§ GIVEN ENTRIES

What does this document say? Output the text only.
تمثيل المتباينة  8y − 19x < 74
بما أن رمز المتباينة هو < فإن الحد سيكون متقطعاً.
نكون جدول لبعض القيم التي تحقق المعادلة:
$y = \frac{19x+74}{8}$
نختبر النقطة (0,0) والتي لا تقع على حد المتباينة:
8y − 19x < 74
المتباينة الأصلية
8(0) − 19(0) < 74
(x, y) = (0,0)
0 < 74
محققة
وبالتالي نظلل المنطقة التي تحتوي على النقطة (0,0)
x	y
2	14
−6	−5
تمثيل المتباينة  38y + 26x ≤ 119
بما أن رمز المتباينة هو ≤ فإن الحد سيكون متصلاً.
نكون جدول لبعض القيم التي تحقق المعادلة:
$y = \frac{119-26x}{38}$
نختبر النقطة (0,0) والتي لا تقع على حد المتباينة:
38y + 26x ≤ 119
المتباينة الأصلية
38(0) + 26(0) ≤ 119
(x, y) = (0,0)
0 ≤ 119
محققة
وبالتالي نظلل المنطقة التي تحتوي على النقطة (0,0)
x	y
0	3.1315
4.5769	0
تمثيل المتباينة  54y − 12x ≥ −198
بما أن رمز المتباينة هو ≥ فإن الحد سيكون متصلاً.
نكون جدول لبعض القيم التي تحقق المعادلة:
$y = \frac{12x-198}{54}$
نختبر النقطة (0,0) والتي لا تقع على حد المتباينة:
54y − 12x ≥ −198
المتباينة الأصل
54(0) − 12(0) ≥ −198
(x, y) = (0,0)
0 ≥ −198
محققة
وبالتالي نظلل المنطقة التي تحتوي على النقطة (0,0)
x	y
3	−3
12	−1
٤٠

§ TASK TO CARRY OUT
All of the data needs to be printed once more, exactly.

§ REPLY
What does this document say? Output the text only.
تمثيل المتباينة  8y − 19x < 74
بما أن رمز المتباينة هو < فإن الحد سيكون متقطعاً.
نكون جدول لبعض القيم التي تحقق المعادلة:
$y = \frac{19x+74}{8}$
نختبر النقطة (0,0) والتي لا تقع على حد المتباينة:
8y − 19x < 74
المتباينة الأصلية
8(0) − 19(0) < 74
(x, y) = (0,0)
0 < 74
محققة
وبالتالي نظلل المنطقة التي تحتوي على النقطة (0,0)
x	y
2	14
−6	−5
تمثيل المتباينة  38y + 26x ≤ 119
بما أن رمز المتباينة هو ≤ فإن الحد سيكون متصلاً.
نكون جدول لبعض القيم التي تحقق المعادلة:
$y = \frac{119-26x}{38}$
نختبر النقطة (0,0) والتي لا تقع على حد المتباينة:
38y + 26x ≤ 119
المتباينة الأصلية
38(0) + 26(0) ≤ 119
(x, y) = (0,0)
0 ≤ 119
محققة
وبالتالي نظلل المنطقة التي تحتوي على النقطة (0,0)
x	y
0	3.1315
4.5769	0
تمثيل المتباينة  54y − 12x ≥ −198
بما أن رمز المتباينة هو ≥ فإن الحد سيكون متصلاً.
نكون جدول لبعض القيم التي تحقق المعادلة:
$y = \frac{12x-198}{54}$
نختبر النقطة (0,0) والتي لا تقع على حد المتباينة:
54y − 12x ≥ −198
المتباينة الأصل
54(0) − 12(0) ≥ −198
(x, y) = (0,0)
0 ≥ −198
محققة
وبالتالي نظلل المنطقة التي تحتوي على النقطة (0,0)
x	y
3	−3
12	−1
٤٠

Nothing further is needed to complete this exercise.